*OBJECTIVE*: Repeat the material exactly as it appears.

*RECORDED DATA*:
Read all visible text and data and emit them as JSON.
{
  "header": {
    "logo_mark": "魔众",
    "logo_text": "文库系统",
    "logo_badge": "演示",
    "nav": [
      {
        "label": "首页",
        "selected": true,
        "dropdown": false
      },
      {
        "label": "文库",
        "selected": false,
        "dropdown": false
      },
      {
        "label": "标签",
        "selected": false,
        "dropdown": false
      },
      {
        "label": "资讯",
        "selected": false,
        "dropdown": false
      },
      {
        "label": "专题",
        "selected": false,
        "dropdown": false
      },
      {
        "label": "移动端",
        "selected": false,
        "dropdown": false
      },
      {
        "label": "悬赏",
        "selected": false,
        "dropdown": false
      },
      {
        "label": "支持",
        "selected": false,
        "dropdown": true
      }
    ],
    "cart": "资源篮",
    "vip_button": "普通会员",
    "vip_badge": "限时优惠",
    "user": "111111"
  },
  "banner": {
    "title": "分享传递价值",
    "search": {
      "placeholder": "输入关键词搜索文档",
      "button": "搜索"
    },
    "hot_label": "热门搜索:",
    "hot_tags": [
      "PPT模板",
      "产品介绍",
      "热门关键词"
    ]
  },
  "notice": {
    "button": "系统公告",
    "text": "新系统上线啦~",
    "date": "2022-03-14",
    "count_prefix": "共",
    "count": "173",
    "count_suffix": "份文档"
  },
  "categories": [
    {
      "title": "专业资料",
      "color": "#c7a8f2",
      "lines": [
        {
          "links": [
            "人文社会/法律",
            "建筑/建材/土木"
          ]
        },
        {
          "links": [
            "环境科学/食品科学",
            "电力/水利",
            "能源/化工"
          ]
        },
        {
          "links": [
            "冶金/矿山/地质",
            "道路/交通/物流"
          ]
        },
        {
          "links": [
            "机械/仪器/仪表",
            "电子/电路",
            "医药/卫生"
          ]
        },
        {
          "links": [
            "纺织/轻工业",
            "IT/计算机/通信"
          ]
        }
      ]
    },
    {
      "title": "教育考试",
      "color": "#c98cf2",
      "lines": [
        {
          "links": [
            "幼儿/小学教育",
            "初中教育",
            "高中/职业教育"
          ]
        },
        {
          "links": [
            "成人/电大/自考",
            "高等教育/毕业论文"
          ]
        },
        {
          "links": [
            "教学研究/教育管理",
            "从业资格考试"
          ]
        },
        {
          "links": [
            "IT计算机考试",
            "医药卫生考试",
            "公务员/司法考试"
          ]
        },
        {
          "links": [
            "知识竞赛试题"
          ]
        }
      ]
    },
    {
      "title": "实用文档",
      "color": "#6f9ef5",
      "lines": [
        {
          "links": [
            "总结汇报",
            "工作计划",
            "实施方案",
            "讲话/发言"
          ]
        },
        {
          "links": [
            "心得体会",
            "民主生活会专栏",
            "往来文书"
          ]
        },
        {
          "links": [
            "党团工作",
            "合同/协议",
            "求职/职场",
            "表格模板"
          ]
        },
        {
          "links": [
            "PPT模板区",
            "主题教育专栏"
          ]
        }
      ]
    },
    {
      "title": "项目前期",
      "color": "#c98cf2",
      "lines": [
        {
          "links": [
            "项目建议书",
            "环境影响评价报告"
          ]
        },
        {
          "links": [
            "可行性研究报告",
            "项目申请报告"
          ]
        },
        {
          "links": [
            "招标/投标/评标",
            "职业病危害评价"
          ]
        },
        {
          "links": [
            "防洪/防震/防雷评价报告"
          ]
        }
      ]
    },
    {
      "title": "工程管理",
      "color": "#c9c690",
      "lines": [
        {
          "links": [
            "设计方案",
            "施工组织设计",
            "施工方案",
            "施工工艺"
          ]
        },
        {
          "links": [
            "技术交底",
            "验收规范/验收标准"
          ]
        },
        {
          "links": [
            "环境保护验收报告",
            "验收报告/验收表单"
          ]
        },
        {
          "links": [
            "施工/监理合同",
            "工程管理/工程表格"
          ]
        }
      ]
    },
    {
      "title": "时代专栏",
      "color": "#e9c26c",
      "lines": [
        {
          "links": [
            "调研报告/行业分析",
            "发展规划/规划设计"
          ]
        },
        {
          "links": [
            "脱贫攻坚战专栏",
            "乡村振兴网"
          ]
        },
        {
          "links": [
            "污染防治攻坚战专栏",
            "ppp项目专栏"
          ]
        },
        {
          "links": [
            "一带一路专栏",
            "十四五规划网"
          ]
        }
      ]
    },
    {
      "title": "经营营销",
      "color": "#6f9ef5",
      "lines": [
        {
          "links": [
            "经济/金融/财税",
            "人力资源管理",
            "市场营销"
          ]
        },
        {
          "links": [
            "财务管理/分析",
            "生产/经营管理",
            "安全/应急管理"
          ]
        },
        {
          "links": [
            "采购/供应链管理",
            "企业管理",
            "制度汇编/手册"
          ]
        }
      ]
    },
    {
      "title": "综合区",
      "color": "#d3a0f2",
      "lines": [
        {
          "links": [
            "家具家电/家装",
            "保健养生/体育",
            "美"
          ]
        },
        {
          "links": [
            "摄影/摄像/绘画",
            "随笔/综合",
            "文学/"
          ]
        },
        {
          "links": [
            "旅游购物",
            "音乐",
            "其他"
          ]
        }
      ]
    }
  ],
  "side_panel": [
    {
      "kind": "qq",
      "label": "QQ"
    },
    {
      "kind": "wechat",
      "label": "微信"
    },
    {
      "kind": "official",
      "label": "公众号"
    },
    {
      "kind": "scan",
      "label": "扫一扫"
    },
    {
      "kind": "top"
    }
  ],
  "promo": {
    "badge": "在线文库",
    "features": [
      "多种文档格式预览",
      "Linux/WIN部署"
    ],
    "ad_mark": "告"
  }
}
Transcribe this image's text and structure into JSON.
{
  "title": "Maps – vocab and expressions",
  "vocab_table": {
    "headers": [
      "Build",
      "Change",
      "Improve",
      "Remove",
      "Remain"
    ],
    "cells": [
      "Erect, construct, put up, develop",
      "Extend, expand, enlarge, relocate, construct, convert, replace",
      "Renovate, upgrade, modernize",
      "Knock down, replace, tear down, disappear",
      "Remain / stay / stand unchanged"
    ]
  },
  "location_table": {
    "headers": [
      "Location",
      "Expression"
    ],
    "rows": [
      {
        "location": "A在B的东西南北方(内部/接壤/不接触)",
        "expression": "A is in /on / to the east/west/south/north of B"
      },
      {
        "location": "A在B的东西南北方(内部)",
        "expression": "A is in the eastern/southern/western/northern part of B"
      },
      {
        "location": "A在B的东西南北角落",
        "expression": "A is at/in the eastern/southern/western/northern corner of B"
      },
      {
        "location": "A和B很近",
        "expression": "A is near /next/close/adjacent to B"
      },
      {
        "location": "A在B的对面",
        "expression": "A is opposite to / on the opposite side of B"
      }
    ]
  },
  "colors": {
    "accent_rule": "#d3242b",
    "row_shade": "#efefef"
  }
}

*COMPLETED EXERCISE*:
Read all visible text and data and emit them as JSON.
{
  "header": {
    "logo_mark": "魔众",
    "logo_text": "文库系统",
    "logo_badge": "演示",
    "nav": [
      {
        "label": "首页",
        "selected": true,
        "dropdown": false
      },
      {
        "label": "文库",
        "selected": false,
        "dropdown": false
      },
      {
        "label": "标签",
        "selected": false,
        "dropdown": false
      },
      {
        "label": "资讯",
        "selected": false,
        "dropdown": false
      },
      {
        "label": "专题",
        "selected": false,
        "dropdown": false
      },
      {
        "label": "移动端",
        "selected": false,
        "dropdown": false
      },
      {
        "label": "悬赏",
        "selected": false,
        "dropdown": false
      },
      {
        "label": "支持",
        "selected": false,
        "dropdown": true
      }
    ],
    "cart": "资源篮",
    "vip_button": "普通会员",
    "vip_badge": "限时优惠",
    "user": "111111"
  },
  "banner": {
    "title": "分享传递价值",
    "search": {
      "placeholder": "输入关键词搜索文档",
      "button": "搜索"
    },
    "hot_label": "热门搜索:",
    "hot_tags": [
      "PPT模板",
      "产品介绍",
      "热门关键词"
    ]
  },
  "notice": {
    "button": "系统公告",
    "text": "新系统上线啦~",
    "date": "2022-03-14",
    "count_prefix": "共",
    "count": "173",
    "count_suffix": "份文档"
  },
  "categories": [
    {
      "title": "专业资料",
      "color": "#c7a8f2",
      "lines": [
        {
          "links": [
            "人文社会/法律",
            "建筑/建材/土木"
          ]
        },
        {
          "links": [
            "环境科学/食品科学",
            "电力/水利",
            "能源/化工"
          ]
        },
        {
          "links": [
            "冶金/矿山/地质",
            "道路/交通/物流"
          ]
        },
        {
          "links": [
            "机械/仪器/仪表",
            "电子/电路",
            "医药/卫生"
          ]
        },
        {
          "links": [
            "纺织/轻工业",
            "IT/计算机/通信"
          ]
        }
      ]
    },
    {
      "title": "教育考试",
      "color": "#c98cf2",
      "lines": [
        {
          "links": [
            "幼儿/小学教育",
            "初中教育",
            "高中/职业教育"
          ]
        },
        {
          "links": [
            "成人/电大/自考",
            "高等教育/毕业论文"
          ]
        },
        {
          "links": [
            "教学研究/教育管理",
            "从业资格考试"
          ]
        },
        {
          "links": [
            "IT计算机考试",
            "医药卫生考试",
            "公务员/司法考试"
          ]
        },
        {
          "links": [
            "知识竞赛试题"
          ]
        }
      ]
    },
    {
      "title": "实用文档",
      "color": "#6f9ef5",
      "lines": [
        {
          "links": [
            "总结汇报",
            "工作计划",
            "实施方案",
            "讲话/发言"
          ]
        },
        {
          "links": [
            "心得体会",
            "民主生活会专栏",
            "往来文书"
          ]
        },
        {
          "links": [
            "党团工作",
            "合同/协议",
            "求职/职场",
            "表格模板"
          ]
        },
        {
          "links": [
            "PPT模板区",
            "主题教育专栏"
          ]
        }
      ]
    },
    {
      "title": "项目前期",
      "color": "#c98cf2",
      "lines": [
        {
          "links": [
            "项目建议书",
            "环境影响评价报告"
          ]
        },
        {
          "links": [
            "可行性研究报告",
            "项目申请报告"
          ]
        },
        {
          "links": [
            "招标/投标/评标",
            "职业病危害评价"
          ]
        },
        {
          "links": [
            "防洪/防震/防雷评价报告"
          ]
        }
      ]
    },
    {
      "title": "工程管理",
      "color": "#c9c690",
      "lines": [
        {
          "links": [
            "设计方案",
            "施工组织设计",
            "施工方案",
            "施工工艺"
          ]
        },
        {
          "links": [
            "技术交底",
            "验收规范/验收标准"
          ]
        },
        {
          "links": [
            "环境保护验收报告",
            "验收报告/验收表单"
          ]
        },
        {
          "links": [
            "施工/监理合同",
            "工程管理/工程表格"
          ]
        }
      ]
    },
    {
      "title": "时代专栏",
      "color": "#e9c26c",
      "lines": [
        {
          "links": [
            "调研报告/行业分析",
            "发展规划/规划设计"
          ]
        },
        {
          "links": [
            "脱贫攻坚战专栏",
            "乡村振兴网"
          ]
        },
        {
          "links": [
            "污染防治攻坚战专栏",
            "ppp项目专栏"
          ]
        },
        {
          "links": [
            "一带一路专栏",
            "十四五规划网"
          ]
        }
      ]
    },
    {
      "title": "经营营销",
      "color": "#6f9ef5",
      "lines": [
        {
          "links": [
            "经济/金融/财税",
            "人力资源管理",
            "市场营销"
          ]
        },
        {
          "links": [
            "财务管理/分析",
            "生产/经营管理",
            "安全/应急管理"
          ]
        },
        {
          "links": [
            "采购/供应链管理",
            "企业管理",
            "制度汇编/手册"
          ]
        }
      ]
    },
    {
      "title": "综合区",
      "color": "#d3a0f2",
      "lines": [
        {
          "links": [
            "家具家电/家装",
            "保健养生/体育",
            "美"
          ]
        },
        {
          "links": [
            "摄影/摄像/绘画",
            "随笔/综合",
            "文学/"
          ]
        },
        {
          "links": [
            "旅游购物",
            "音乐",
            "其他"
          ]
        }
      ]
    }
  ],
  "side_panel": [
    {
      "kind": "qq",
      "label": "QQ"
    },
    {
      "kind": "wechat",
      "label": "微信"
    },
    {
      "kind": "official",
      "label": "公众号"
    },
    {
      "kind": "scan",
      "label": "扫一扫"
    },
    {
      "kind": "top"
    }
  ],
  "promo": {
    "badge": "在线文库",
    "features": [
      "多种文档格式预览",
      "Linux/WIN部署"
    ],
    "ad_mark": "告"
  }
}
Transcribe this image's text and structure into JSON.
{
  "title": "Maps – vocab and expressions",
  "vocab_table": {
    "headers": [
      "Build",
      "Change",
      "Improve",
      "Remove",
      "Remain"
    ],
    "cells": [
      "Erect, construct, put up, develop",
      "Extend, expand, enlarge, relocate, construct, convert, replace",
      "Renovate, upgrade, modernize",
      "Knock down, replace, tear down, disappear",
      "Remain / stay / stand unchanged"
    ]
  },
  "location_table": {
    "headers": [
      "Location",
      "Expression"
    ],
    "rows": [
      {
        "location": "A在B的东西南北方(内部/接壤/不接触)",
        "expression": "A is in /on / to the east/west/south/north of B"
      },
      {
        "location": "A在B的东西南北方(内部)",
        "expression": "A is in the eastern/southern/western/northern part of B"
      },
      {
        "location": "A在B的东西南北角落",
        "expression": "A is at/in the eastern/southern/western/northern corner of B"
      },
      {
        "location": "A和B很近",
        "expression": "A is near /next/close/adjacent to B"
      },
      {
        "location": "A在B的对面",
        "expression": "A is opposite to / on the opposite side of B"
      }
    ]
  },
  "colors": {
    "accent_rule": "#d3242b",
    "row_shade": "#efefef"
  }
}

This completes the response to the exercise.